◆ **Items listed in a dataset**
----------

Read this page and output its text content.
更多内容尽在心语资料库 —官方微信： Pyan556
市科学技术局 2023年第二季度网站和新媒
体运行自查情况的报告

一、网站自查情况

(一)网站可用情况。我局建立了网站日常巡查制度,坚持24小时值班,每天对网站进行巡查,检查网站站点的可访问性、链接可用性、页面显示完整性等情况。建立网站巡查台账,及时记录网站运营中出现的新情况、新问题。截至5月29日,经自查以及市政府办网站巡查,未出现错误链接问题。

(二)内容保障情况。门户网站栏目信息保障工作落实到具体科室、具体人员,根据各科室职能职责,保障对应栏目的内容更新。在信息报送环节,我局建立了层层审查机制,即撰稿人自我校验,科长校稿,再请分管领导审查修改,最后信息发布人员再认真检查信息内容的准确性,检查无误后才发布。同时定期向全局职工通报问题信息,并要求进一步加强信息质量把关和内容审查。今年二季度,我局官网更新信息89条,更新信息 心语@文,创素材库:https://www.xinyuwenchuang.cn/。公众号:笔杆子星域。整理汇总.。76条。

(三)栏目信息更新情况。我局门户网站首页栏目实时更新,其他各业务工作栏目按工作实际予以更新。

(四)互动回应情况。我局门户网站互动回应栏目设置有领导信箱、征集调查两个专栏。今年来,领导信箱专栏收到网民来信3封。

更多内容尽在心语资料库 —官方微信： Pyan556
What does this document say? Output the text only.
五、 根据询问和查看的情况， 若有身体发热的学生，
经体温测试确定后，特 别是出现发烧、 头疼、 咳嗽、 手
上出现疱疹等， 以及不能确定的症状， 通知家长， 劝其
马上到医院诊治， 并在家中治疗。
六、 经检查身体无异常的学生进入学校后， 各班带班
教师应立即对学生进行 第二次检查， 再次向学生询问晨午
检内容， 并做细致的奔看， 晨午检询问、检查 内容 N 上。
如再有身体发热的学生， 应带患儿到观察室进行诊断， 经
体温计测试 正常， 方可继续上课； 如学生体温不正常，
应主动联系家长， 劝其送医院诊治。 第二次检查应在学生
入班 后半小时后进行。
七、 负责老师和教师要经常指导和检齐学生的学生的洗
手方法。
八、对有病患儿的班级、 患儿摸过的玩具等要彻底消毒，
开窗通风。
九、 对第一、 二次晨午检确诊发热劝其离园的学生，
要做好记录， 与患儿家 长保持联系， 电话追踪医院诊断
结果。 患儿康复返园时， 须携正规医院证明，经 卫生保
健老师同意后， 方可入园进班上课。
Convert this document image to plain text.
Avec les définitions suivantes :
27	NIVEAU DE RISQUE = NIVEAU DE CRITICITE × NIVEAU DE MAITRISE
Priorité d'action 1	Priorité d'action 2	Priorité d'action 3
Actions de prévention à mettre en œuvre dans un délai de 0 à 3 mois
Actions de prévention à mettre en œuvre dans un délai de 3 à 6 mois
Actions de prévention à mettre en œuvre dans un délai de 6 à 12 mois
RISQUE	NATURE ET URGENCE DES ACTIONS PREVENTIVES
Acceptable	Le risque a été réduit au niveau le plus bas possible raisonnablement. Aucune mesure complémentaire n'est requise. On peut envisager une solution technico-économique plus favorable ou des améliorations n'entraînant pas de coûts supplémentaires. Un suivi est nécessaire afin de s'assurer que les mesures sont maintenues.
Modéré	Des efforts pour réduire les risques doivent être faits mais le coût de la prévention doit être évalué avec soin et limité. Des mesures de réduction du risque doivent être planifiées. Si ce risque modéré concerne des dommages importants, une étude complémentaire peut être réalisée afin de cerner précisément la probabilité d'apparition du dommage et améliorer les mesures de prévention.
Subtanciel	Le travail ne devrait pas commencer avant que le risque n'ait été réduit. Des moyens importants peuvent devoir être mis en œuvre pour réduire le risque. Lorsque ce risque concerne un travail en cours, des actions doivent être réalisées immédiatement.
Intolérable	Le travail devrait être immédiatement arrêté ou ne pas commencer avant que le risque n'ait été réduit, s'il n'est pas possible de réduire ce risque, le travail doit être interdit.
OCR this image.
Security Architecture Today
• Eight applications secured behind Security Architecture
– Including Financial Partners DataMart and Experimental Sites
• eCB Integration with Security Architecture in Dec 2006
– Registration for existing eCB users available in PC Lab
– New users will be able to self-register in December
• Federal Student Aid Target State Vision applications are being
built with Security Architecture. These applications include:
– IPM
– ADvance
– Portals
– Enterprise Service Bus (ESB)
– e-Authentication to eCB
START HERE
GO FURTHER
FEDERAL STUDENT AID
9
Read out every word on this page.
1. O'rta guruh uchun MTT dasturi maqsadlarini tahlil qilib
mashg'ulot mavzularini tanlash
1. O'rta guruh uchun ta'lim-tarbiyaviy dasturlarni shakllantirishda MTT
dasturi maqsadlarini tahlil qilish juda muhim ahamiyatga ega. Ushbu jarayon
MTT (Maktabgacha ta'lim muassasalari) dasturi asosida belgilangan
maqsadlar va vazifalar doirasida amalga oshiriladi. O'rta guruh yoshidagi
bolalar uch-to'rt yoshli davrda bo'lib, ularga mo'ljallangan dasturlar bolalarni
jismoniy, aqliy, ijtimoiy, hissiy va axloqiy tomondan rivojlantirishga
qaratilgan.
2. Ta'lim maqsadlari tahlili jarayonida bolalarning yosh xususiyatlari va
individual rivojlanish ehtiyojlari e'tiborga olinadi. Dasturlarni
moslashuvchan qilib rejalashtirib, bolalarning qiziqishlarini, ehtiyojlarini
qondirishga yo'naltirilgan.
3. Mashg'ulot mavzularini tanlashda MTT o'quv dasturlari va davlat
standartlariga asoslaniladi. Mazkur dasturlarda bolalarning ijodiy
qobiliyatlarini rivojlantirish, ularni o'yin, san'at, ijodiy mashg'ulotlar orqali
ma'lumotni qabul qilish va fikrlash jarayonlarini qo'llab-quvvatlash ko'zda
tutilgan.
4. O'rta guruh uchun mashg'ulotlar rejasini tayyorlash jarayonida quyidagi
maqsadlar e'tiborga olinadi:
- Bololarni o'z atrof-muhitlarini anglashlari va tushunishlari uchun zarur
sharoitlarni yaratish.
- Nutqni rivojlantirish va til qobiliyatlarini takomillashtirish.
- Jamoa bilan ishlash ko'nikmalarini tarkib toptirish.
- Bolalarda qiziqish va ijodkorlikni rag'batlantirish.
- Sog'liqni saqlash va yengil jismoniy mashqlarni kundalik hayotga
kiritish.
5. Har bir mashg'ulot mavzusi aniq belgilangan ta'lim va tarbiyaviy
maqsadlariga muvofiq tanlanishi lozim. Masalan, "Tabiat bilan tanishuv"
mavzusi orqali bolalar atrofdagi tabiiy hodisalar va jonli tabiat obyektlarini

----------

◆ **Challenge**
Exactly and only the lines from the line containing "OCR this image." through the last line of the entries should be copied, both ends included.

◆ **Exercise solution**
OCR this image.
Security Architecture Today
• Eight applications secured behind Security Architecture
– Including Financial Partners DataMart and Experimental Sites
• eCB Integration with Security Architecture in Dec 2006
– Registration for existing eCB users available in PC Lab
– New users will be able to self-register in December
• Federal Student Aid Target State Vision applications are being
built with Security Architecture. These applications include:
– IPM
– ADvance
– Portals
– Enterprise Service Bus (ESB)
– e-Authentication to eCB
START HERE
GO FURTHER
FEDERAL STUDENT AID
9
Read out every word on this page.
1. O'rta guruh uchun MTT dasturi maqsadlarini tahlil qilib
mashg'ulot mavzularini tanlash
1. O'rta guruh uchun ta'lim-tarbiyaviy dasturlarni shakllantirishda MTT
dasturi maqsadlarini tahlil qilish juda muhim ahamiyatga ega. Ushbu jarayon
MTT (Maktabgacha ta'lim muassasalari) dasturi asosida belgilangan
maqsadlar va vazifalar doirasida amalga oshiriladi. O'rta guruh yoshidagi
bolalar uch-to'rt yoshli davrda bo'lib, ularga mo'ljallangan dasturlar bolalarni
jismoniy, aqliy, ijtimoiy, hissiy va axloqiy tomondan rivojlantirishga
qaratilgan.
2. Ta'lim maqsadlari tahlili jarayonida bolalarning yosh xususiyatlari va
individual rivojlanish ehtiyojlari e'tiborga olinadi. Dasturlarni
moslashuvchan qilib rejalashtirib, bolalarning qiziqishlarini, ehtiyojlarini
qondirishga yo'naltirilgan.
3. Mashg'ulot mavzularini tanlashda MTT o'quv dasturlari va davlat
standartlariga asoslaniladi. Mazkur dasturlarda bolalarning ijodiy
qobiliyatlarini rivojlantirish, ularni o'yin, san'at, ijodiy mashg'ulotlar orqali
ma'lumotni qabul qilish va fikrlash jarayonlarini qo'llab-quvvatlash ko'zda
tutilgan.
4. O'rta guruh uchun mashg'ulotlar rejasini tayyorlash jarayonida quyidagi
maqsadlar e'tiborga olinadi:
- Bololarni o'z atrof-muhitlarini anglashlari va tushunishlari uchun zarur
sharoitlarni yaratish.
- Nutqni rivojlantirish va til qobiliyatlarini takomillashtirish.
- Jamoa bilan ishlash ko'nikmalarini tarkib toptirish.
- Bolalarda qiziqish va ijodkorlikni rag'batlantirish.
- Sog'liqni saqlash va yengil jismoniy mashqlarni kundalik hayotga
kiritish.
5. Har bir mashg'ulot mavzusi aniq belgilangan ta'lim va tarbiyaviy
maqsadlariga muvofiq tanlanishi lozim. Masalan, "Tabiat bilan tanishuv"
mavzusi orqali bolalar atrofdagi tabiiy hodisalar va jonli tabiat obyektlarini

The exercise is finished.